> Stated problem: Repeat each record below exactly as given.

> Records for the task:
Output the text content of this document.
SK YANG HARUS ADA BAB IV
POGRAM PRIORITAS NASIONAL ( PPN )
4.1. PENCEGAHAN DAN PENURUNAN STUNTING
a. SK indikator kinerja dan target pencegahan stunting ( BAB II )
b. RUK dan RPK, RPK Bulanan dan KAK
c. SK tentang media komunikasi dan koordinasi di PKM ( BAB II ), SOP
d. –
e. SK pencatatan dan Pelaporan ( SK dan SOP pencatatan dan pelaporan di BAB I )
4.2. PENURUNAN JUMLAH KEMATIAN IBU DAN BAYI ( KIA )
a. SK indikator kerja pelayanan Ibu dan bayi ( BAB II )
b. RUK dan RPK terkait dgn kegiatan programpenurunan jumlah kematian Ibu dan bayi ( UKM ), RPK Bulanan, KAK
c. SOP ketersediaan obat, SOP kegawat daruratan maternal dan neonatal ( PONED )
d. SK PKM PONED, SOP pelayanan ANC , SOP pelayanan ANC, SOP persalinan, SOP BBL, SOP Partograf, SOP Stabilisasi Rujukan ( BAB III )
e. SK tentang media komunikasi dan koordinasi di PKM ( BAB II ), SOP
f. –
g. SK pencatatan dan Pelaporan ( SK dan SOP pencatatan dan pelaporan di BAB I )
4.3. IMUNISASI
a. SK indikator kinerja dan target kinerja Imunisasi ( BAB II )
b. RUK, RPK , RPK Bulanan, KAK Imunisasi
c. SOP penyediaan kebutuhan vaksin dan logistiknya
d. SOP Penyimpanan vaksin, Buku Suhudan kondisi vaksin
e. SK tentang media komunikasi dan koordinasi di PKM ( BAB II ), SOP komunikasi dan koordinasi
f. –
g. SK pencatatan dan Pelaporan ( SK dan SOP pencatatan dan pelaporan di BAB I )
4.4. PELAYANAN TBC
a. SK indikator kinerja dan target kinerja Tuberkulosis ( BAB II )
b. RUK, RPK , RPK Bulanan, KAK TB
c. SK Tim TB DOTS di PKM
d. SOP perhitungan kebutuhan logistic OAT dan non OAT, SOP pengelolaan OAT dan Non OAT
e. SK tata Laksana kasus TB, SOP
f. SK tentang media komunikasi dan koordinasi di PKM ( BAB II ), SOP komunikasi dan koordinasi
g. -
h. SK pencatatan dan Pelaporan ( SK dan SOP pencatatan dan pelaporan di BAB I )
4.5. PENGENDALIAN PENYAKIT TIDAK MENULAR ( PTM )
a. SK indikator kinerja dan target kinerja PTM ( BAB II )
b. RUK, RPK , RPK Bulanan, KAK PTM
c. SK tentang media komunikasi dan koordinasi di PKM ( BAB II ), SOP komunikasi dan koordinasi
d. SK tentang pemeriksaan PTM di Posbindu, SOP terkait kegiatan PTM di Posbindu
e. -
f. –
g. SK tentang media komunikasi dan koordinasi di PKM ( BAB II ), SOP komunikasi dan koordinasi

> Reply to the exercise:
Output the text content of this document.
SK YANG HARUS ADA BAB IV
POGRAM PRIORITAS NASIONAL ( PPN )
4.1. PENCEGAHAN DAN PENURUNAN STUNTING
a. SK indikator kinerja dan target pencegahan stunting ( BAB II )
b. RUK dan RPK, RPK Bulanan dan KAK
c. SK tentang media komunikasi dan koordinasi di PKM ( BAB II ), SOP
d. –
e. SK pencatatan dan Pelaporan ( SK dan SOP pencatatan dan pelaporan di BAB I )
4.2. PENURUNAN JUMLAH KEMATIAN IBU DAN BAYI ( KIA )
a. SK indikator kerja pelayanan Ibu dan bayi ( BAB II )
b. RUK dan RPK terkait dgn kegiatan programpenurunan jumlah kematian Ibu dan bayi ( UKM ), RPK Bulanan, KAK
c. SOP ketersediaan obat, SOP kegawat daruratan maternal dan neonatal ( PONED )
d. SK PKM PONED, SOP pelayanan ANC , SOP pelayanan ANC, SOP persalinan, SOP BBL, SOP Partograf, SOP Stabilisasi Rujukan ( BAB III )
e. SK tentang media komunikasi dan koordinasi di PKM ( BAB II ), SOP
f. –
g. SK pencatatan dan Pelaporan ( SK dan SOP pencatatan dan pelaporan di BAB I )
4.3. IMUNISASI
a. SK indikator kinerja dan target kinerja Imunisasi ( BAB II )
b. RUK, RPK , RPK Bulanan, KAK Imunisasi
c. SOP penyediaan kebutuhan vaksin dan logistiknya
d. SOP Penyimpanan vaksin, Buku Suhudan kondisi vaksin
e. SK tentang media komunikasi dan koordinasi di PKM ( BAB II ), SOP komunikasi dan koordinasi
f. –
g. SK pencatatan dan Pelaporan ( SK dan SOP pencatatan dan pelaporan di BAB I )
4.4. PELAYANAN TBC
a. SK indikator kinerja dan target kinerja Tuberkulosis ( BAB II )
b. RUK, RPK , RPK Bulanan, KAK TB
c. SK Tim TB DOTS di PKM
d. SOP perhitungan kebutuhan logistic OAT dan non OAT, SOP pengelolaan OAT dan Non OAT
e. SK tata Laksana kasus TB, SOP
f. SK tentang media komunikasi dan koordinasi di PKM ( BAB II ), SOP komunikasi dan koordinasi
g. -
h. SK pencatatan dan Pelaporan ( SK dan SOP pencatatan dan pelaporan di BAB I )
4.5. PENGENDALIAN PENYAKIT TIDAK MENULAR ( PTM )
a. SK indikator kinerja dan target kinerja PTM ( BAB II )
b. RUK, RPK , RPK Bulanan, KAK PTM
c. SK tentang media komunikasi dan koordinasi di PKM ( BAB II ), SOP komunikasi dan koordinasi
d. SK tentang pemeriksaan PTM di Posbindu, SOP terkait kegiatan PTM di Posbindu
e. -
f. –
g. SK tentang media komunikasi dan koordinasi di PKM ( BAB II ), SOP komunikasi dan koordinasi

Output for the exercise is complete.